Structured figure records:

BEGIN

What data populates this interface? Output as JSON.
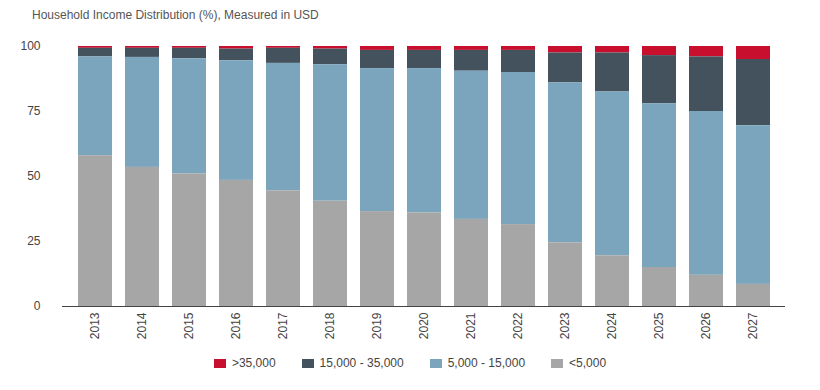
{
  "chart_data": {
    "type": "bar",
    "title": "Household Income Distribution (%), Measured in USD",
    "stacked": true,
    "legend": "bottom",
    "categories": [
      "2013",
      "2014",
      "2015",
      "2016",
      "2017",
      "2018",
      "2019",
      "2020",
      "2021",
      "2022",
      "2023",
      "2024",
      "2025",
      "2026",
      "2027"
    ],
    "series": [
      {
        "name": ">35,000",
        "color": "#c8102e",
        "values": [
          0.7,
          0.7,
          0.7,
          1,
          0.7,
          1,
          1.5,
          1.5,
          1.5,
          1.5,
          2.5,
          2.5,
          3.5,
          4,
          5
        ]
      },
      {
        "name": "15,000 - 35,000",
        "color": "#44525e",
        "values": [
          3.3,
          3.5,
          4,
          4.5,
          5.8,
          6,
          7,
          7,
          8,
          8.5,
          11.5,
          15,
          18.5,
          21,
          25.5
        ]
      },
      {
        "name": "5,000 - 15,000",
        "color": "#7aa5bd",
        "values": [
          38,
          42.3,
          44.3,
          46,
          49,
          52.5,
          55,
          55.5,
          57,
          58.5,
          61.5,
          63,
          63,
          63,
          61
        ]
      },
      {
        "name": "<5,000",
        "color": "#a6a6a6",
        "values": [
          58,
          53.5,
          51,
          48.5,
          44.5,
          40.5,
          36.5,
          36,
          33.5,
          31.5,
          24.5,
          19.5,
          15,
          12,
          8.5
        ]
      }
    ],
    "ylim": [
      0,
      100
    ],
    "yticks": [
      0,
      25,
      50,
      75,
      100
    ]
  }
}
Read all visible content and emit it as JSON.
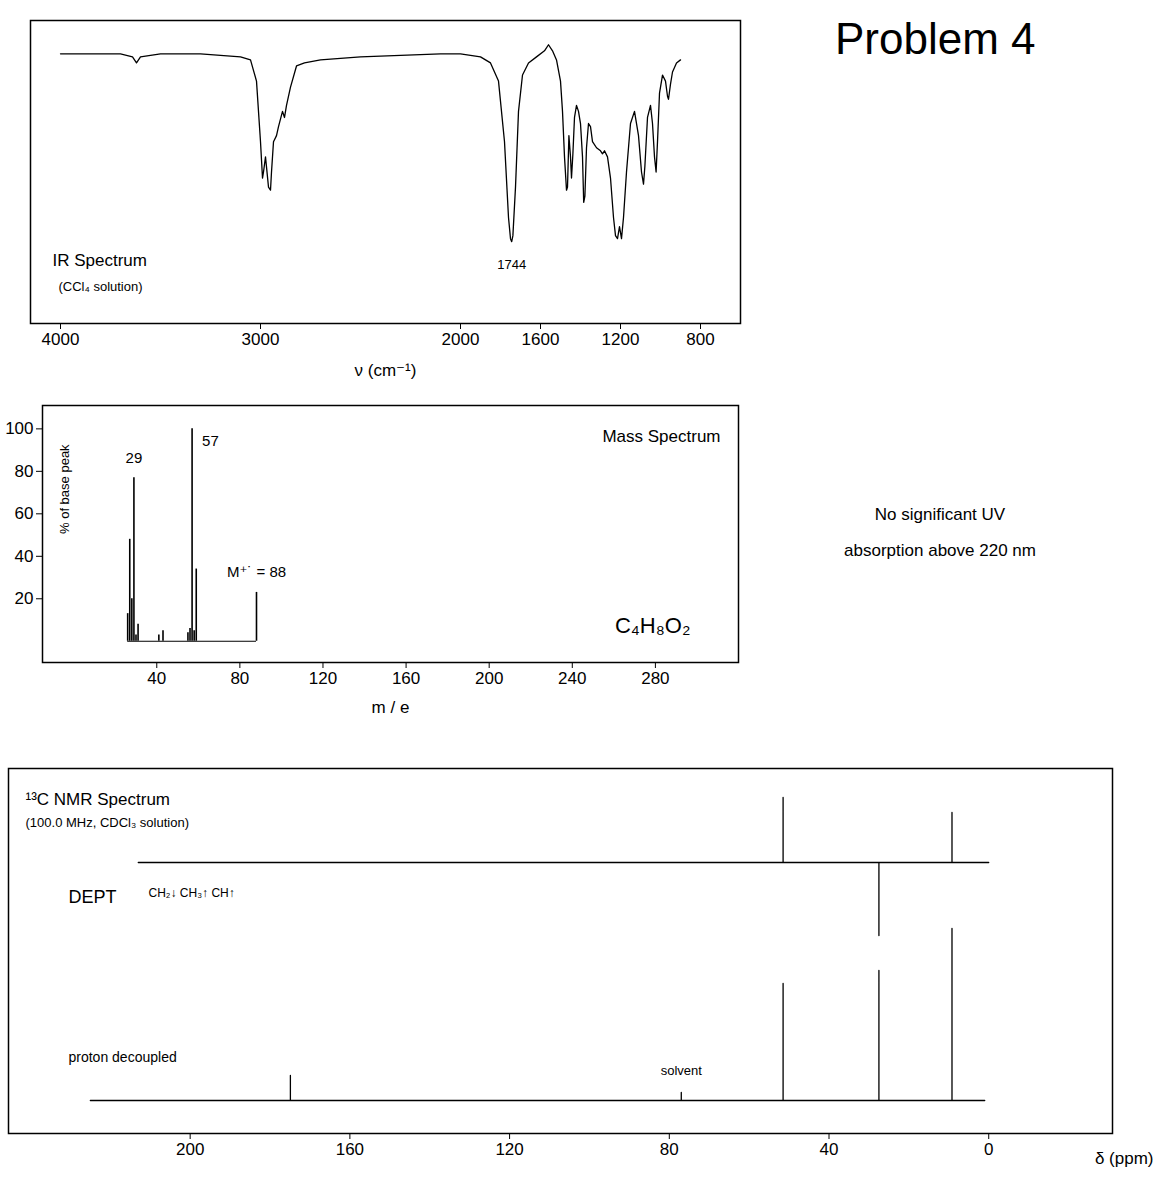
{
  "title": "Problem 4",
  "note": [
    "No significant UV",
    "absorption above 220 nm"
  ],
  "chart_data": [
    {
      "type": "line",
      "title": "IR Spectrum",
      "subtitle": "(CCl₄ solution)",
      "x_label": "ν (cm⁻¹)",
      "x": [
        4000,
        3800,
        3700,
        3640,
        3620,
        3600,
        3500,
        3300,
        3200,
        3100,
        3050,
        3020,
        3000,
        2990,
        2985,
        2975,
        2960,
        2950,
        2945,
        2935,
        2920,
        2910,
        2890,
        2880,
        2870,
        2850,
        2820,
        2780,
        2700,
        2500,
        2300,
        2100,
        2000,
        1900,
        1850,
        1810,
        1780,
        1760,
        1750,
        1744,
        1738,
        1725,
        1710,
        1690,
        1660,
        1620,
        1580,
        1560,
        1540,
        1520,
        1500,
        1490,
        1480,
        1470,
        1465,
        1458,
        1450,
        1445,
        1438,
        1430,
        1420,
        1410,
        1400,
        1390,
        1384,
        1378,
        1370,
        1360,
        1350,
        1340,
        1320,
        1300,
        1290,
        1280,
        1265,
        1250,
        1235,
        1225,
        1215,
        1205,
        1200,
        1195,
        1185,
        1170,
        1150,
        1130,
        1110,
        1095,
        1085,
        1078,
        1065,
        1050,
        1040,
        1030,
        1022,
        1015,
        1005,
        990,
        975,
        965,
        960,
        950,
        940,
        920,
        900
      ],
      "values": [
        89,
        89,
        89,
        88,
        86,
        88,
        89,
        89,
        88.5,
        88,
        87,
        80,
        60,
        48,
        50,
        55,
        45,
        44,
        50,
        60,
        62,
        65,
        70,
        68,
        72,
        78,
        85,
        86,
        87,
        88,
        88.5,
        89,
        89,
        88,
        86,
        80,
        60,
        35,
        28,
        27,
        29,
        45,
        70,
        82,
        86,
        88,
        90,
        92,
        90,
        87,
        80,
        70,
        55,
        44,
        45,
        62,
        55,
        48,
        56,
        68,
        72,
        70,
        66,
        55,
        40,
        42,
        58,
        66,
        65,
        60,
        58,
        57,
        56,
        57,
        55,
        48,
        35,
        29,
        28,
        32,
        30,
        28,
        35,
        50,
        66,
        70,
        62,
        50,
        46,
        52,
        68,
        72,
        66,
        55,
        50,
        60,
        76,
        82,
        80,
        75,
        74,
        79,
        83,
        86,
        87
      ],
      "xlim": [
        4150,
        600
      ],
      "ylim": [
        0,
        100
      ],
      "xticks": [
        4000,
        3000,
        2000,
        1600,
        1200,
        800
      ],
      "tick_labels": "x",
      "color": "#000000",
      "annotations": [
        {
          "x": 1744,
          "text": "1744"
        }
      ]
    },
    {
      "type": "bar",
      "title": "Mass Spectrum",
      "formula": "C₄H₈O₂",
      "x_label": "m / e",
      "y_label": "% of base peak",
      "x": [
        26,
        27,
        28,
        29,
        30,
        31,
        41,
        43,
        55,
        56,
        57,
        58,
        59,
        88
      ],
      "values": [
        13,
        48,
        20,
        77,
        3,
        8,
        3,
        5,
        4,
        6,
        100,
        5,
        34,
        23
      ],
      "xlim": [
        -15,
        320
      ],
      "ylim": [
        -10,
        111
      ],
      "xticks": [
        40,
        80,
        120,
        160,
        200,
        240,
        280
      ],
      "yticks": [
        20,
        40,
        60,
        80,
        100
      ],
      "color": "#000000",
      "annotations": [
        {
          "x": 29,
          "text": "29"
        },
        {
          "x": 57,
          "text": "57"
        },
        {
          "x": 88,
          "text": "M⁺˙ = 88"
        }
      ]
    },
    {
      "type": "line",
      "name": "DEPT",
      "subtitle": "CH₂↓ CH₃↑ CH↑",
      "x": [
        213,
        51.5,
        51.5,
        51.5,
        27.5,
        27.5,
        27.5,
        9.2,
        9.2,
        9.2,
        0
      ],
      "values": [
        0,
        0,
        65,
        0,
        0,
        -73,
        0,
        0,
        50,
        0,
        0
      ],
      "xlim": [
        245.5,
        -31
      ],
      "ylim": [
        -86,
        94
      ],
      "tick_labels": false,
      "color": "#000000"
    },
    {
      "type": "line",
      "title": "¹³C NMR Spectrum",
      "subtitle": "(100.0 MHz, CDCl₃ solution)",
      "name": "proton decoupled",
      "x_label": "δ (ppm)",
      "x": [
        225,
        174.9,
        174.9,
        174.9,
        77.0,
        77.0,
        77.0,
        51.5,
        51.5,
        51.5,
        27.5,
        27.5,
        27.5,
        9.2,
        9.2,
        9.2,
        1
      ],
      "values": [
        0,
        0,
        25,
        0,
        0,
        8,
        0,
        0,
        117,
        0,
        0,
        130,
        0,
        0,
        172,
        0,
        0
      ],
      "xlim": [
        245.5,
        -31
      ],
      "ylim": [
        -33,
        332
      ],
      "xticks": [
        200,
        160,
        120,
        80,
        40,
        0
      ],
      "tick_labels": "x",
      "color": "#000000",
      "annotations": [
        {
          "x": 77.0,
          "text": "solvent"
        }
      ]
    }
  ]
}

END

Exercise objective ->
The data above needs to be retyped exactly, with the images left out.

Exercise response ->
What data populates this interface? Output as JSON.
{
  "chart_data": {
    "type": "bar",
    "title": "Household Income Distribution (%), Measured in USD",
    "stacked": true,
    "legend": "bottom",
    "categories": [
      "2013",
      "2014",
      "2015",
      "2016",
      "2017",
      "2018",
      "2019",
      "2020",
      "2021",
      "2022",
      "2023",
      "2024",
      "2025",
      "2026",
      "2027"
    ],
    "series": [
      {
        "name": ">35,000",
        "color": "#c8102e",
        "values": [
          0.7,
          0.7,
          0.7,
          1,
          0.7,
          1,
          1.5,
          1.5,
          1.5,
          1.5,
          2.5,
          2.5,
          3.5,
          4,
          5
        ]
      },
      {
        "name": "15,000 - 35,000",
        "color": "#44525e",
        "values": [
          3.3,
          3.5,
          4,
          4.5,
          5.8,
          6,
          7,
          7,
          8,
          8.5,
          11.5,
          15,
          18.5,
          21,
          25.5
        ]
      },
      {
        "name": "5,000 - 15,000",
        "color": "#7aa5bd",
        "values": [
          38,
          42.3,
          44.3,
          46,
          49,
          52.5,
          55,
          55.5,
          57,
          58.5,
          61.5,
          63,
          63,
          63,
          61
        ]
      },
      {
        "name": "<5,000",
        "color": "#a6a6a6",
        "values": [
          58,
          53.5,
          51,
          48.5,
          44.5,
          40.5,
          36.5,
          36,
          33.5,
          31.5,
          24.5,
          19.5,
          15,
          12,
          8.5
        ]
      }
    ],
    "ylim": [
      0,
      100
    ],
    "yticks": [
      0,
      25,
      50,
      75,
      100
    ]
  }
}
Read all visible content and emit it as JSON.
{
  "title": "Problem 4",
  "note": [
    "No significant UV",
    "absorption above 220 nm"
  ],
  "chart_data": [
    {
      "type": "line",
      "title": "IR Spectrum",
      "subtitle": "(CCl₄ solution)",
      "x_label": "ν (cm⁻¹)",
      "x": [
        4000,
        3800,
        3700,
        3640,
        3620,
        3600,
        3500,
        3300,
        3200,
        3100,
        3050,
        3020,
        3000,
        2990,
        2985,
        2975,
        2960,
        2950,
        2945,
        2935,
        2920,
        2910,
        2890,
        2880,
        2870,
        2850,
        2820,
        2780,
        2700,
        2500,
        2300,
        2100,
        2000,
        1900,
        1850,
        1810,
        1780,
        1760,
        1750,
        1744,
        1738,
        1725,
        1710,
        1690,
        1660,
        1620,
        1580,
        1560,
        1540,
        1520,
        1500,
        1490,
        1480,
        1470,
        1465,
        1458,
        1450,
        1445,
        1438,
        1430,
        1420,
        1410,
        1400,
        1390,
        1384,
        1378,
        1370,
        1360,
        1350,
        1340,
        1320,
        1300,
        1290,
        1280,
        1265,
        1250,
        1235,
        1225,
        1215,
        1205,
        1200,
        1195,
        1185,
        1170,
        1150,
        1130,
        1110,
        1095,
        1085,
        1078,
        1065,
        1050,
        1040,
        1030,
        1022,
        1015,
        1005,
        990,
        975,
        965,
        960,
        950,
        940,
        920,
        900
      ],
      "values": [
        89,
        89,
        89,
        88,
        86,
        88,
        89,
        89,
        88.5,
        88,
        87,
        80,
        60,
        48,
        50,
        55,
        45,
        44,
        50,
        60,
        62,
        65,
        70,
        68,
        72,
        78,
        85,
        86,
        87,
        88,
        88.5,
        89,
        89,
        88,
        86,
        80,
        60,
        35,
        28,
        27,
        29,
        45,
        70,
        82,
        86,
        88,
        90,
        92,
        90,
        87,
        80,
        70,
        55,
        44,
        45,
        62,
        55,
        48,
        56,
        68,
        72,
        70,
        66,
        55,
        40,
        42,
        58,
        66,
        65,
        60,
        58,
        57,
        56,
        57,
        55,
        48,
        35,
        29,
        28,
        32,
        30,
        28,
        35,
        50,
        66,
        70,
        62,
        50,
        46,
        52,
        68,
        72,
        66,
        55,
        50,
        60,
        76,
        82,
        80,
        75,
        74,
        79,
        83,
        86,
        87
      ],
      "xlim": [
        4150,
        600
      ],
      "ylim": [
        0,
        100
      ],
      "xticks": [
        4000,
        3000,
        2000,
        1600,
        1200,
        800
      ],
      "tick_labels": "x",
      "color": "#000000",
      "annotations": [
        {
          "x": 1744,
          "text": "1744"
        }
      ]
    },
    {
      "type": "bar",
      "title": "Mass Spectrum",
      "formula": "C₄H₈O₂",
      "x_label": "m / e",
      "y_label": "% of base peak",
      "x": [
        26,
        27,
        28,
        29,
        30,
        31,
        41,
        43,
        55,
        56,
        57,
        58,
        59,
        88
      ],
      "values": [
        13,
        48,
        20,
        77,
        3,
        8,
        3,
        5,
        4,
        6,
        100,
        5,
        34,
        23
      ],
      "xlim": [
        -15,
        320
      ],
      "ylim": [
        -10,
        111
      ],
      "xticks": [
        40,
        80,
        120,
        160,
        200,
        240,
        280
      ],
      "yticks": [
        20,
        40,
        60,
        80,
        100
      ],
      "color": "#000000",
      "annotations": [
        {
          "x": 29,
          "text": "29"
        },
        {
          "x": 57,
          "text": "57"
        },
        {
          "x": 88,
          "text": "M⁺˙ = 88"
        }
      ]
    },
    {
      "type": "line",
      "name": "DEPT",
      "subtitle": "CH₂↓ CH₃↑ CH↑",
      "x": [
        213,
        51.5,
        51.5,
        51.5,
        27.5,
        27.5,
        27.5,
        9.2,
        9.2,
        9.2,
        0
      ],
      "values": [
        0,
        0,
        65,
        0,
        0,
        -73,
        0,
        0,
        50,
        0,
        0
      ],
      "xlim": [
        245.5,
        -31
      ],
      "ylim": [
        -86,
        94
      ],
      "tick_labels": false,
      "color": "#000000"
    },
    {
      "type": "line",
      "title": "¹³C NMR Spectrum",
      "subtitle": "(100.0 MHz, CDCl₃ solution)",
      "name": "proton decoupled",
      "x_label": "δ (ppm)",
      "x": [
        225,
        174.9,
        174.9,
        174.9,
        77.0,
        77.0,
        77.0,
        51.5,
        51.5,
        51.5,
        27.5,
        27.5,
        27.5,
        9.2,
        9.2,
        9.2,
        1
      ],
      "values": [
        0,
        0,
        25,
        0,
        0,
        8,
        0,
        0,
        117,
        0,
        0,
        130,
        0,
        0,
        172,
        0,
        0
      ],
      "xlim": [
        245.5,
        -31
      ],
      "ylim": [
        -33,
        332
      ],
      "xticks": [
        200,
        160,
        120,
        80,
        40,
        0
      ],
      "tick_labels": "x",
      "color": "#000000",
      "annotations": [
        {
          "x": 77.0,
          "text": "solvent"
        }
      ]
    }
  ]
}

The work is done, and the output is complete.